### Exercise aim
Which lines in the data below contain the word "documentation"? Copy each of them.

### Dataset records
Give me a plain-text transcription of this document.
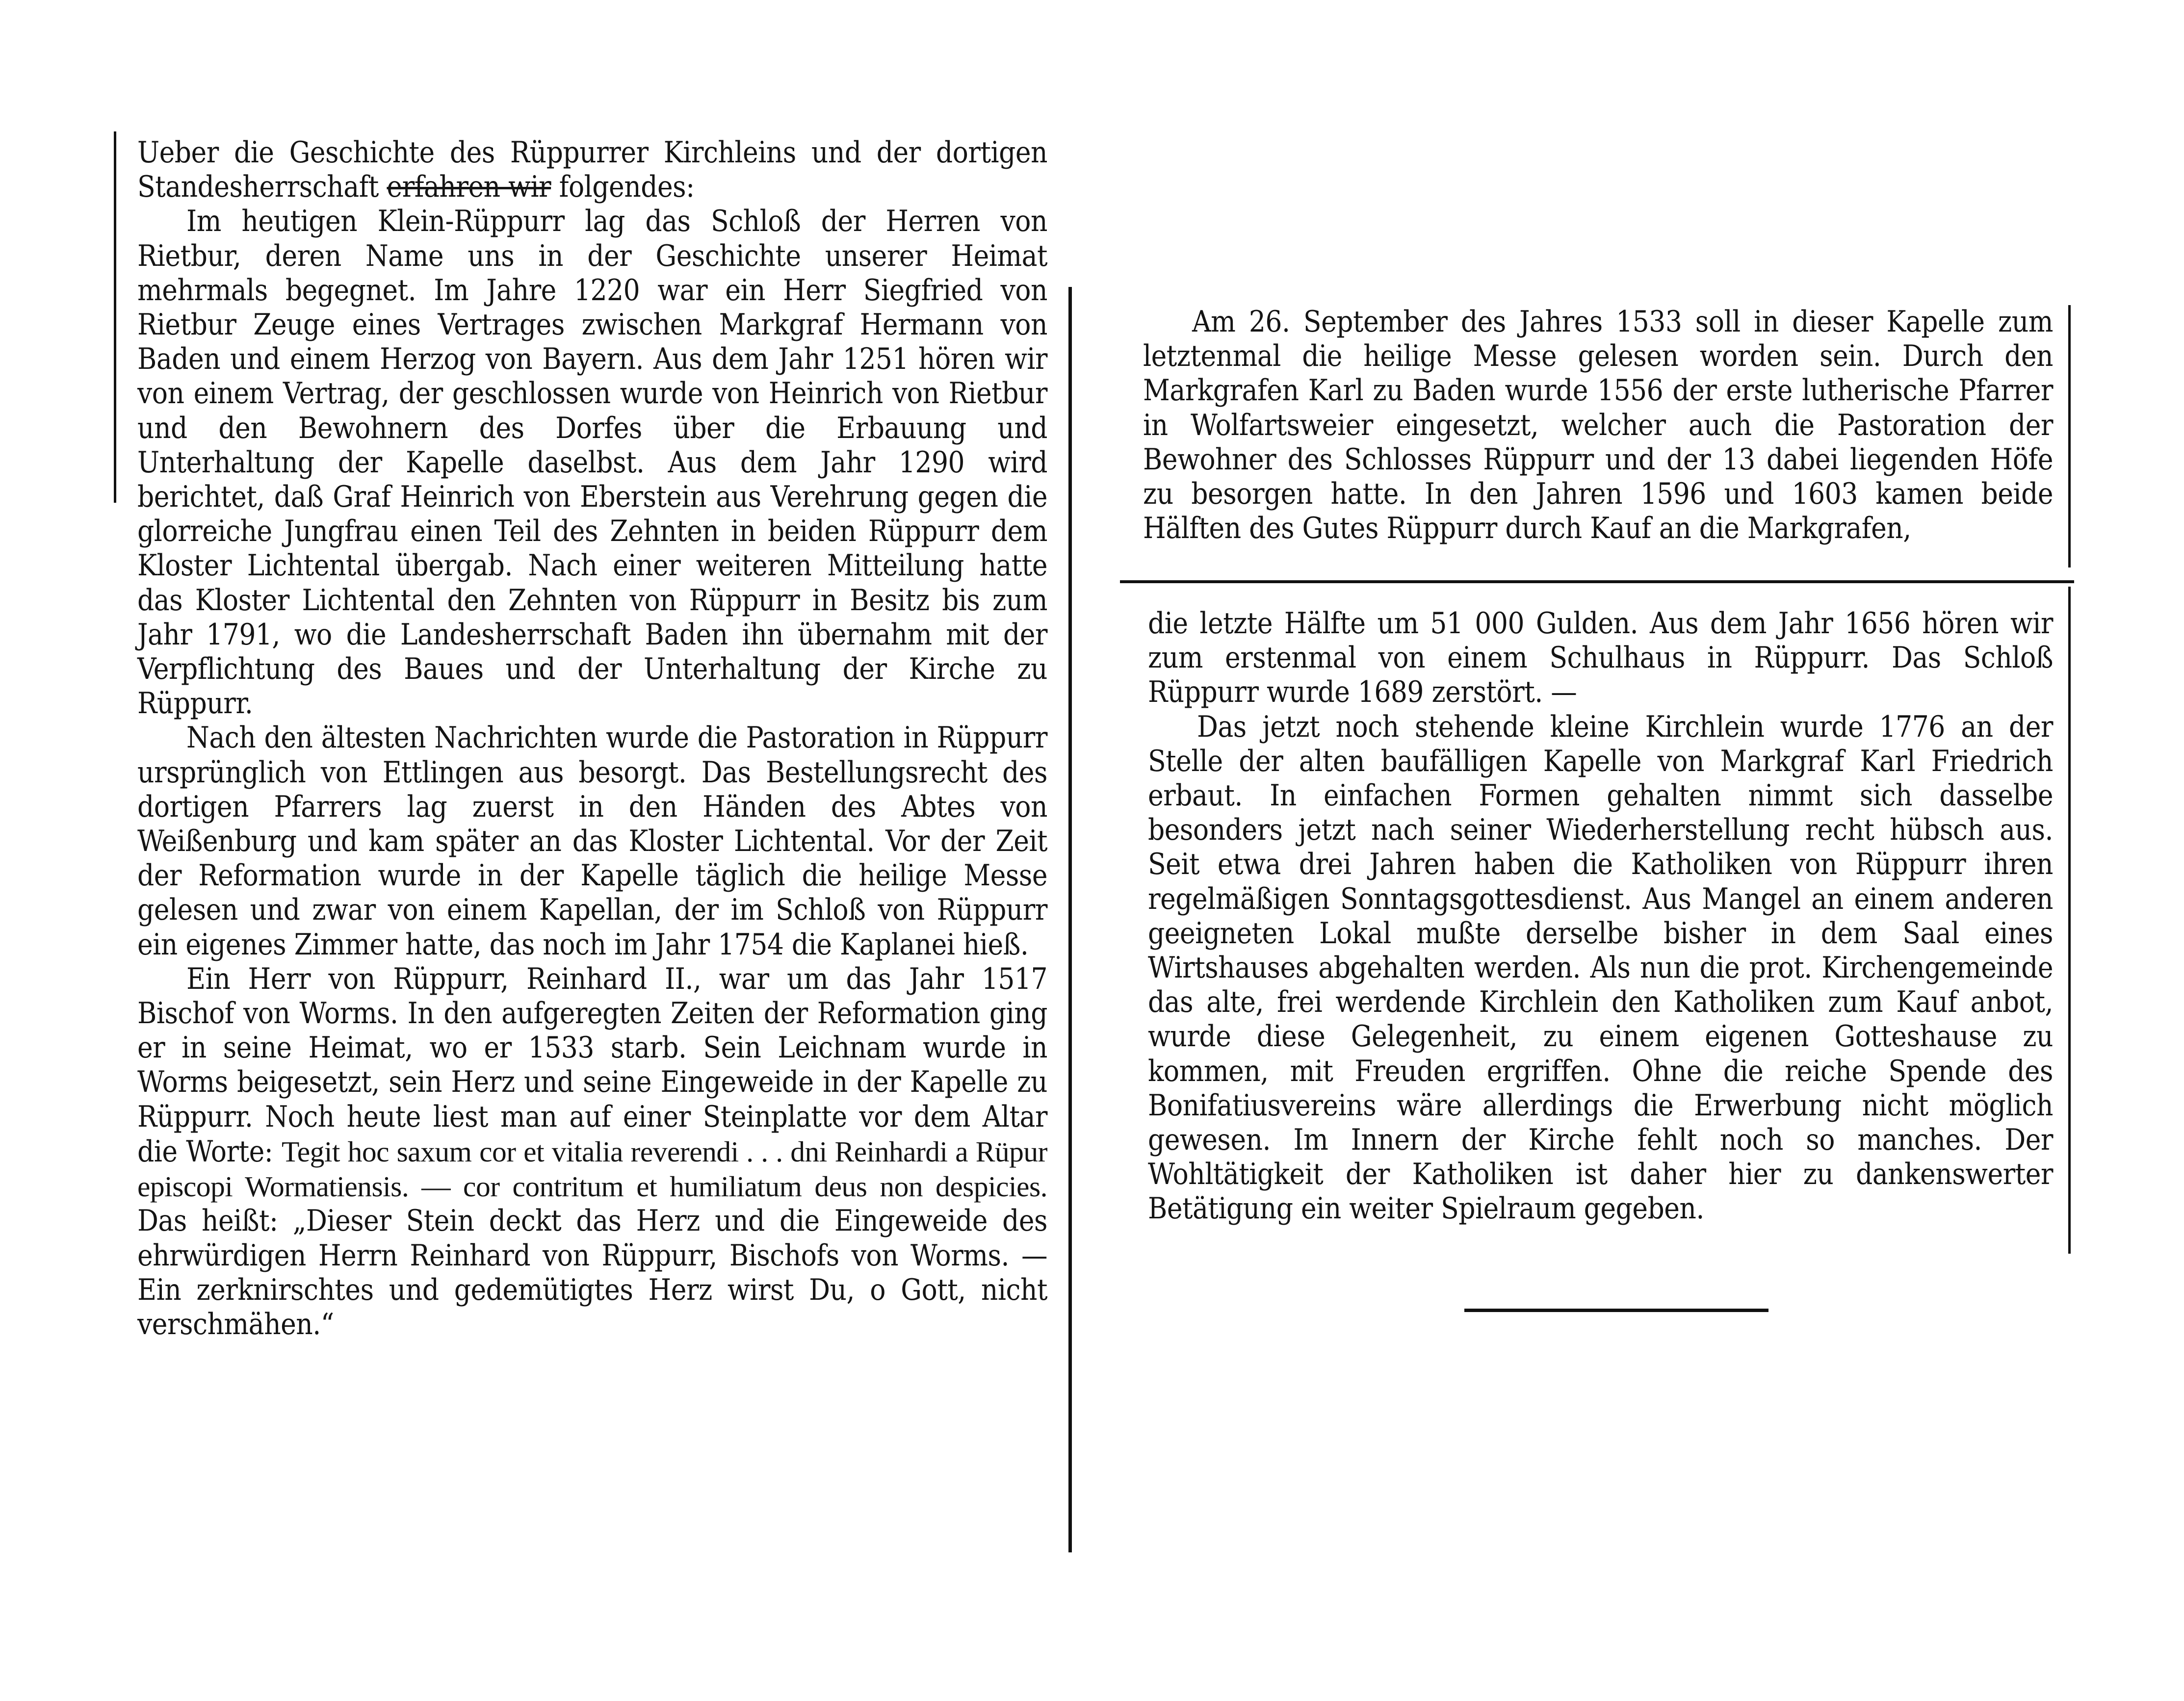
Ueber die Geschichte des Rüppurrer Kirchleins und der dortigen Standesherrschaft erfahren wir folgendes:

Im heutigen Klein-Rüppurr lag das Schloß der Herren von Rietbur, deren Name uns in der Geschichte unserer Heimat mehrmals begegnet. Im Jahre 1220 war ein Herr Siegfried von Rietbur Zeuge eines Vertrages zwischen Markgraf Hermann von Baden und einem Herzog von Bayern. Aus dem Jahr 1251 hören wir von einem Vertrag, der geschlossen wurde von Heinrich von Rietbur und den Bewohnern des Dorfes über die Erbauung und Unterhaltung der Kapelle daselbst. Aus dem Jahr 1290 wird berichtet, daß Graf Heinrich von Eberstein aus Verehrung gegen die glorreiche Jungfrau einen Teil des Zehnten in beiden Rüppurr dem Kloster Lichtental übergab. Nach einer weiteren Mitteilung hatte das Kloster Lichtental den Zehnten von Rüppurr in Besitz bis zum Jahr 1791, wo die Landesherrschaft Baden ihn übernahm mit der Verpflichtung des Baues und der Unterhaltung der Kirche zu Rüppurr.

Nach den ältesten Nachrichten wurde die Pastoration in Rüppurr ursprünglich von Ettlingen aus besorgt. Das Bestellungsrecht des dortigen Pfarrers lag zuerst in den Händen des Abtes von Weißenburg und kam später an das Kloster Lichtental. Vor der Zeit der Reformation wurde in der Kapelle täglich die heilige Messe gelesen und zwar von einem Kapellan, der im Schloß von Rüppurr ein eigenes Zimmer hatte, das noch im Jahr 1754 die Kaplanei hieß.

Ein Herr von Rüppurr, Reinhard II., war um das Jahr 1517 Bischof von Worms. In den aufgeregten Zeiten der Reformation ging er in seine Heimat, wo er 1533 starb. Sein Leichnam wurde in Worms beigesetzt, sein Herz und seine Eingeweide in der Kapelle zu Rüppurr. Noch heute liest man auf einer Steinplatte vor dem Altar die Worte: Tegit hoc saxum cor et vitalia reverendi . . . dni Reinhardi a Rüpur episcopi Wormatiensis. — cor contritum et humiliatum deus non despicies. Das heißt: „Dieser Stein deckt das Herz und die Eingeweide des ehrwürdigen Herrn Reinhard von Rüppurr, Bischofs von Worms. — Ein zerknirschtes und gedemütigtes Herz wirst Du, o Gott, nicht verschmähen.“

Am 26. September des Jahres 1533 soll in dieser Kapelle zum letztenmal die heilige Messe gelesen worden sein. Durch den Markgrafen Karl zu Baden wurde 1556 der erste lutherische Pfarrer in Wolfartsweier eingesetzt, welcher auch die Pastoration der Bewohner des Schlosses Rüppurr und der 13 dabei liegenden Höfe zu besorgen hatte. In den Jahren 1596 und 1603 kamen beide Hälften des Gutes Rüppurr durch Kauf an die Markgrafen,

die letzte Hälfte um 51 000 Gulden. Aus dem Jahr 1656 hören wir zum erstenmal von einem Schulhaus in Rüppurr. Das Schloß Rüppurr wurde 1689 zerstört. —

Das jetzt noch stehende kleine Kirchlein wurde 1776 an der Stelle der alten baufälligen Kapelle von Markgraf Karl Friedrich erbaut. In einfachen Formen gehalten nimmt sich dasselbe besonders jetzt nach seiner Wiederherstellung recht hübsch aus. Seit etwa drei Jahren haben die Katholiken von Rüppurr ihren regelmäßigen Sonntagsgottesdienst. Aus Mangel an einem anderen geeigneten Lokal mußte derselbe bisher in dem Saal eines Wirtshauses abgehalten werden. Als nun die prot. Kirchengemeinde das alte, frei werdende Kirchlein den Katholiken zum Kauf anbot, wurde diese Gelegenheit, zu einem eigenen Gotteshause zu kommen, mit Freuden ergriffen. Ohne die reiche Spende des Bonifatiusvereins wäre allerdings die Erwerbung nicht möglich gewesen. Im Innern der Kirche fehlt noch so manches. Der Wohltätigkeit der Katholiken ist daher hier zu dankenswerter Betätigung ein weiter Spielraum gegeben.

---

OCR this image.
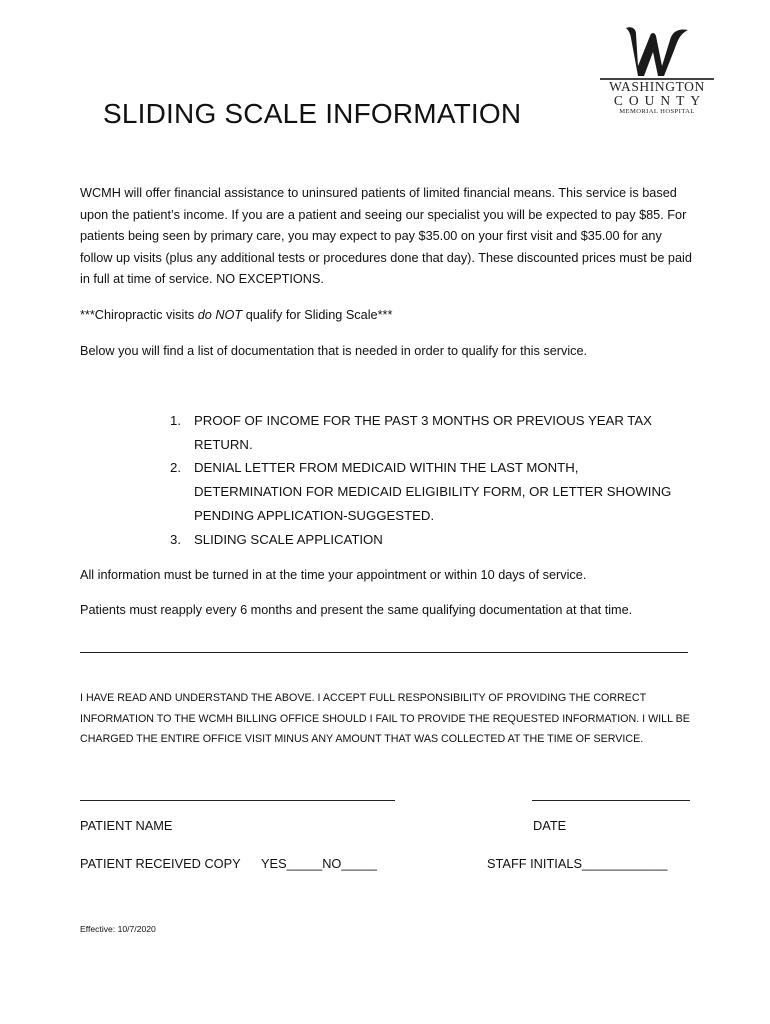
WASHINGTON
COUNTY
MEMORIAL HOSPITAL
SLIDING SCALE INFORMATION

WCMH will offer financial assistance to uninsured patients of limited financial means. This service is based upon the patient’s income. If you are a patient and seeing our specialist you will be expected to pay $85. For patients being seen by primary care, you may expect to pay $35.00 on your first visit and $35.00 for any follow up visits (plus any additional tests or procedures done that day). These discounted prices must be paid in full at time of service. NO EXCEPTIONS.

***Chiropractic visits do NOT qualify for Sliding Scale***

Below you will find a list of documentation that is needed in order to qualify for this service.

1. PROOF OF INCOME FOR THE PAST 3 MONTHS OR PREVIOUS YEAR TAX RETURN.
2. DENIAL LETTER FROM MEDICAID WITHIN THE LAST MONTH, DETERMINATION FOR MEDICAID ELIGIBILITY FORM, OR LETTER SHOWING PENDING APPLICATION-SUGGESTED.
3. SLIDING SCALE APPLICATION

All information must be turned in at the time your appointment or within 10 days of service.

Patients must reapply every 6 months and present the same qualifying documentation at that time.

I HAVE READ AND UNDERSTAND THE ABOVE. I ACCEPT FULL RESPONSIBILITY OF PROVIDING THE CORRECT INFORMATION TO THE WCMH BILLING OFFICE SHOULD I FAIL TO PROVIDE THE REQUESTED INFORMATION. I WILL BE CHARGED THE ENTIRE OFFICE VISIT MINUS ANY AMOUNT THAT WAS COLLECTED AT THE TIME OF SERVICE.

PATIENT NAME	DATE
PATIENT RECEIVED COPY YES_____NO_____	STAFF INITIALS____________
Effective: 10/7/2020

### Exercise result
Below you will find a list of documentation that is needed in order to qualify for this service.
Patients must reapply every 6 months and present the same qualifying documentation at that time.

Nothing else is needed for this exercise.